Required work ▸
State the number of lines where "JSON" appears. Add nothing else.

::: Material provided :::

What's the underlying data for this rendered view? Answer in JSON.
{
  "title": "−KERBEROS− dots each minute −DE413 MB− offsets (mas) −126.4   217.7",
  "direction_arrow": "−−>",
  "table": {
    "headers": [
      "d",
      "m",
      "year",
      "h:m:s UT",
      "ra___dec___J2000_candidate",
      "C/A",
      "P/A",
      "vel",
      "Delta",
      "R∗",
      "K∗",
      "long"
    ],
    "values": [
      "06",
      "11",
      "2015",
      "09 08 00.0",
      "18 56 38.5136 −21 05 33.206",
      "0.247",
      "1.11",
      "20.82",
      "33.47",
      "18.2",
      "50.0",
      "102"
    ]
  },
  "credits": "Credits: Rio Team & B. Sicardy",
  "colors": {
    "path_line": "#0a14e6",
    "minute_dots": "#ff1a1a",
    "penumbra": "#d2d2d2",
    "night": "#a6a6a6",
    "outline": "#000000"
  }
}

:::
::: Material provided :::

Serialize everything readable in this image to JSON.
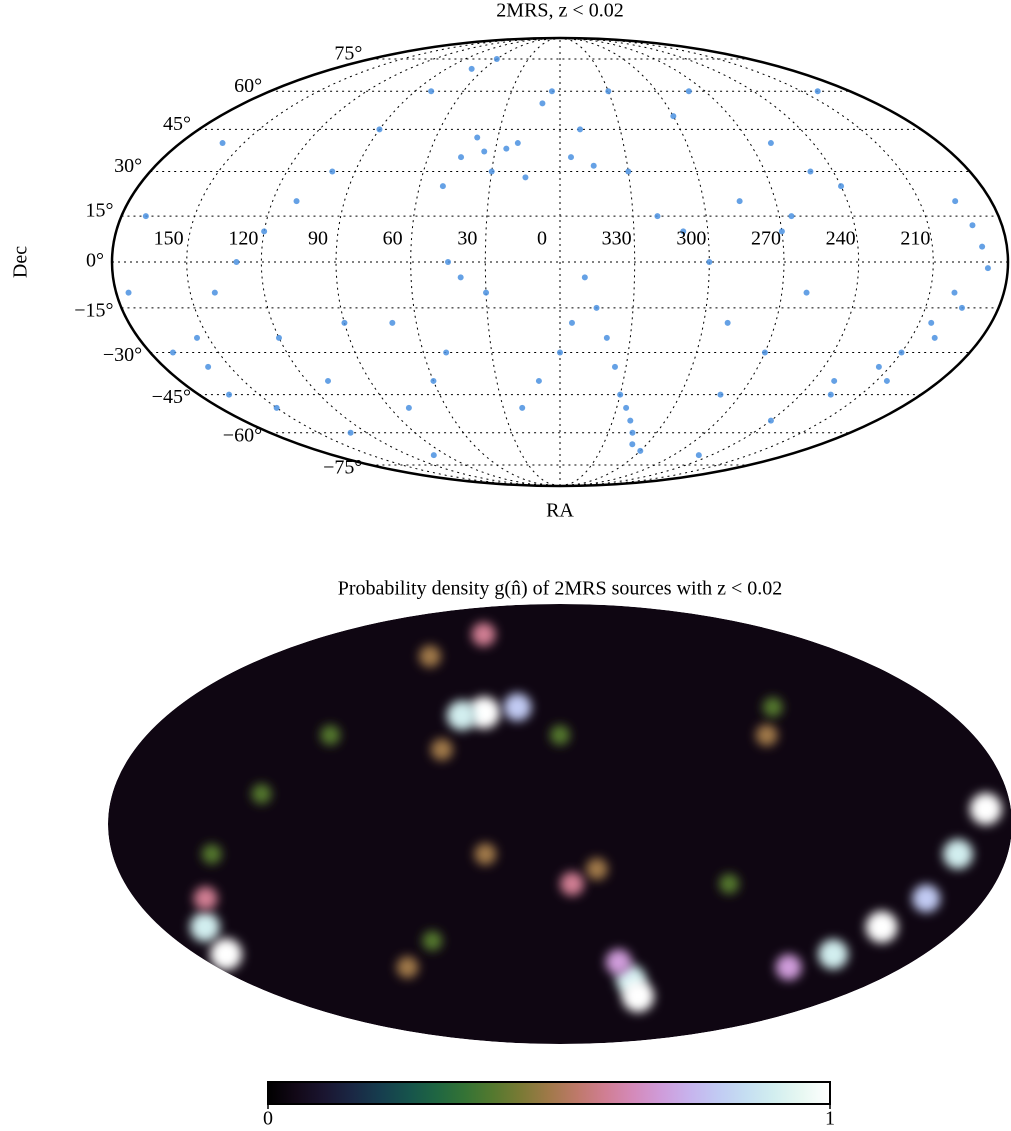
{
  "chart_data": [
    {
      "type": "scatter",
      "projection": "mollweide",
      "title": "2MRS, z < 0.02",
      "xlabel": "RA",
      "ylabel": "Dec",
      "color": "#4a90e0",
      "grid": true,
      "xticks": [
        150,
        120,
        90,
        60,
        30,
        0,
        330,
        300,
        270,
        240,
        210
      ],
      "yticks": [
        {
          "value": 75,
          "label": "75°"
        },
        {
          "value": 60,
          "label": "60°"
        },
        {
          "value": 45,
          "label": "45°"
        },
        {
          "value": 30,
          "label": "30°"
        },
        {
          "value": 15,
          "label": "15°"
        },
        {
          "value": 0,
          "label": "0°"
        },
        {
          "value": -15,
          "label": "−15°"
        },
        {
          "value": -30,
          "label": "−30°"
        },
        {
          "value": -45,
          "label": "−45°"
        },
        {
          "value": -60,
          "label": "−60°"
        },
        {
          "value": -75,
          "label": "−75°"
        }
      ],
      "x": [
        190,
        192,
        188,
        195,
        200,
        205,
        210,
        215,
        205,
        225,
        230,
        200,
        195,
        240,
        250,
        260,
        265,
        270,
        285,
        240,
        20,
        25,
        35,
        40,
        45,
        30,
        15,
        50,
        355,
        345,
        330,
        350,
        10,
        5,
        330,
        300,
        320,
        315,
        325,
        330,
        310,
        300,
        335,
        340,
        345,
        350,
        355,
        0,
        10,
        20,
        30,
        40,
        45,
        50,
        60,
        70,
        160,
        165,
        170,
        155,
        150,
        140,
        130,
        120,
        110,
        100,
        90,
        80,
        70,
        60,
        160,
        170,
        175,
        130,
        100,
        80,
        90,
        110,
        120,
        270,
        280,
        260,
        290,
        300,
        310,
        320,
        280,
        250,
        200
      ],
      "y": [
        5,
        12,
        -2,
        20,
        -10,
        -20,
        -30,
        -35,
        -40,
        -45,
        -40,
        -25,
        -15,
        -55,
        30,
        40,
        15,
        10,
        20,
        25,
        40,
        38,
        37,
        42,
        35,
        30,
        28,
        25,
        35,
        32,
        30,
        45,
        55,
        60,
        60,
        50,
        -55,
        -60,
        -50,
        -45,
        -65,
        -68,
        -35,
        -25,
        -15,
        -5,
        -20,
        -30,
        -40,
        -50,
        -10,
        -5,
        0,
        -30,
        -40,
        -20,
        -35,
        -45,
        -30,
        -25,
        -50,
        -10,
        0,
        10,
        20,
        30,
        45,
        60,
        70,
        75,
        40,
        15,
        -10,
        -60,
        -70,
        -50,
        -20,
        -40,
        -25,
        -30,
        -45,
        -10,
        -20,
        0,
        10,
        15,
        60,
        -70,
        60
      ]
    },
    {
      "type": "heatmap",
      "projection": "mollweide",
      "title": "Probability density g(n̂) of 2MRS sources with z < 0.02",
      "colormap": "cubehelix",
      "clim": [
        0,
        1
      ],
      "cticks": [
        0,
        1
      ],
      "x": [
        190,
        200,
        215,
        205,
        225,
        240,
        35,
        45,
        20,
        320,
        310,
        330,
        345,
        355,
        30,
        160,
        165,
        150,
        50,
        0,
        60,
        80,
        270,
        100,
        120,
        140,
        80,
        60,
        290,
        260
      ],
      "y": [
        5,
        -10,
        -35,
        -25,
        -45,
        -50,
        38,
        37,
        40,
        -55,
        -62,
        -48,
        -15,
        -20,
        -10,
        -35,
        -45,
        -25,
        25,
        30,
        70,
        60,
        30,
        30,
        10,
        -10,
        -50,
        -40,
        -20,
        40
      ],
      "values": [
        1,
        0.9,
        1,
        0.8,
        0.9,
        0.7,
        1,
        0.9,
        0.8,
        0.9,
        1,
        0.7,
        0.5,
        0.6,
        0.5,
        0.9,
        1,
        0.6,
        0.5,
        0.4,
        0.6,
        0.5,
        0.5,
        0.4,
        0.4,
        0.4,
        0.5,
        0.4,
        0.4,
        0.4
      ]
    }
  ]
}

:::

The output ▸
2